## Directions for this task
Reproduce the listing below without changes, except that pictures are left out.

## Task data
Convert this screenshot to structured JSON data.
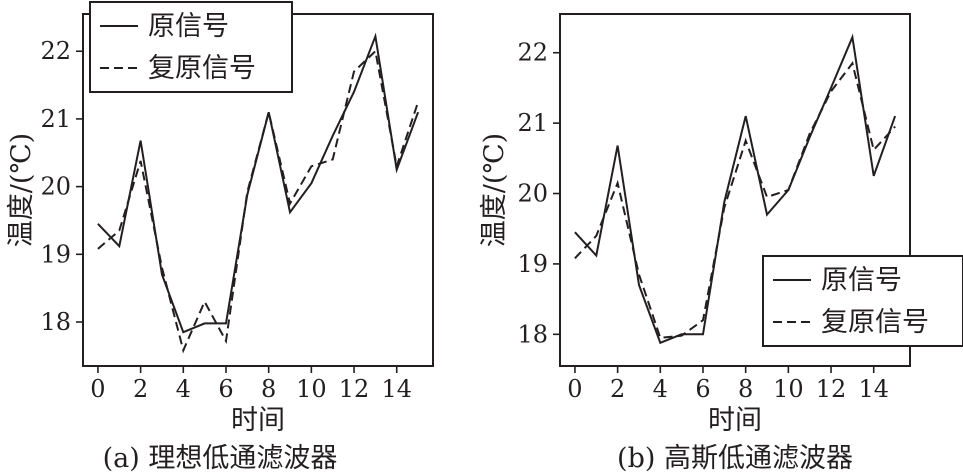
{
  "chart_data": [
    {
      "type": "line",
      "caption": "(a) 理想低通滤波器",
      "title": "",
      "xlabel": "时间",
      "ylabel": "温度/(℃)",
      "xlim": [
        -0.7,
        15.7
      ],
      "ylim": [
        17.35,
        22.55
      ],
      "xticks": [
        0,
        2,
        4,
        6,
        8,
        10,
        12,
        14
      ],
      "yticks": [
        18,
        19,
        20,
        21,
        22
      ],
      "legend_position": "top-left",
      "x": [
        0,
        1,
        2,
        3,
        4,
        5,
        6,
        7,
        8,
        9,
        10,
        11,
        12,
        13,
        14,
        15
      ],
      "series": [
        {
          "name": "原信号",
          "style": "solid",
          "values": [
            19.45,
            19.12,
            20.68,
            18.7,
            17.85,
            17.98,
            17.98,
            19.88,
            21.1,
            19.62,
            20.05,
            20.75,
            21.4,
            22.22,
            20.25,
            21.1
          ]
        },
        {
          "name": "复原信号",
          "style": "dashed",
          "values": [
            19.08,
            19.35,
            20.38,
            18.8,
            17.58,
            18.3,
            17.72,
            19.92,
            21.1,
            19.75,
            20.3,
            20.4,
            21.7,
            22.0,
            20.3,
            21.25
          ]
        }
      ]
    },
    {
      "type": "line",
      "caption": "(b) 高斯低通滤波器",
      "title": "",
      "xlabel": "时间",
      "ylabel": "温度/(℃)",
      "xlim": [
        -0.7,
        15.7
      ],
      "ylim": [
        17.55,
        22.55
      ],
      "xticks": [
        0,
        2,
        4,
        6,
        8,
        10,
        12,
        14
      ],
      "yticks": [
        18,
        19,
        20,
        21,
        22
      ],
      "legend_position": "bottom-right",
      "x": [
        0,
        1,
        2,
        3,
        4,
        5,
        6,
        7,
        8,
        9,
        10,
        11,
        12,
        13,
        14,
        15
      ],
      "series": [
        {
          "name": "原信号",
          "style": "solid",
          "values": [
            19.45,
            19.12,
            20.68,
            18.7,
            17.88,
            18.0,
            18.0,
            19.88,
            21.1,
            19.7,
            20.05,
            20.8,
            21.5,
            22.22,
            20.25,
            21.1
          ]
        },
        {
          "name": "复原信号",
          "style": "dashed",
          "values": [
            19.08,
            19.4,
            20.15,
            18.85,
            17.95,
            17.98,
            18.2,
            19.8,
            20.75,
            19.95,
            20.05,
            20.85,
            21.45,
            21.85,
            20.62,
            20.95
          ]
        }
      ]
    }
  ]
}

## Solved exercise
Convert this screenshot to structured JSON data.
{
  "chart_data": [
    {
      "type": "line",
      "caption": "(a) 理想低通滤波器",
      "title": "",
      "xlabel": "时间",
      "ylabel": "温度/(℃)",
      "xlim": [
        -0.7,
        15.7
      ],
      "ylim": [
        17.35,
        22.55
      ],
      "xticks": [
        0,
        2,
        4,
        6,
        8,
        10,
        12,
        14
      ],
      "yticks": [
        18,
        19,
        20,
        21,
        22
      ],
      "legend_position": "top-left",
      "x": [
        0,
        1,
        2,
        3,
        4,
        5,
        6,
        7,
        8,
        9,
        10,
        11,
        12,
        13,
        14,
        15
      ],
      "series": [
        {
          "name": "原信号",
          "style": "solid",
          "values": [
            19.45,
            19.12,
            20.68,
            18.7,
            17.85,
            17.98,
            17.98,
            19.88,
            21.1,
            19.62,
            20.05,
            20.75,
            21.4,
            22.22,
            20.25,
            21.1
          ]
        },
        {
          "name": "复原信号",
          "style": "dashed",
          "values": [
            19.08,
            19.35,
            20.38,
            18.8,
            17.58,
            18.3,
            17.72,
            19.92,
            21.1,
            19.75,
            20.3,
            20.4,
            21.7,
            22.0,
            20.3,
            21.25
          ]
        }
      ]
    },
    {
      "type": "line",
      "caption": "(b) 高斯低通滤波器",
      "title": "",
      "xlabel": "时间",
      "ylabel": "温度/(℃)",
      "xlim": [
        -0.7,
        15.7
      ],
      "ylim": [
        17.55,
        22.55
      ],
      "xticks": [
        0,
        2,
        4,
        6,
        8,
        10,
        12,
        14
      ],
      "yticks": [
        18,
        19,
        20,
        21,
        22
      ],
      "legend_position": "bottom-right",
      "x": [
        0,
        1,
        2,
        3,
        4,
        5,
        6,
        7,
        8,
        9,
        10,
        11,
        12,
        13,
        14,
        15
      ],
      "series": [
        {
          "name": "原信号",
          "style": "solid",
          "values": [
            19.45,
            19.12,
            20.68,
            18.7,
            17.88,
            18.0,
            18.0,
            19.88,
            21.1,
            19.7,
            20.05,
            20.8,
            21.5,
            22.22,
            20.25,
            21.1
          ]
        },
        {
          "name": "复原信号",
          "style": "dashed",
          "values": [
            19.08,
            19.4,
            20.15,
            18.85,
            17.95,
            17.98,
            18.2,
            19.8,
            20.75,
            19.95,
            20.05,
            20.85,
            21.45,
            21.85,
            20.62,
            20.95
          ]
        }
      ]
    }
  ]
}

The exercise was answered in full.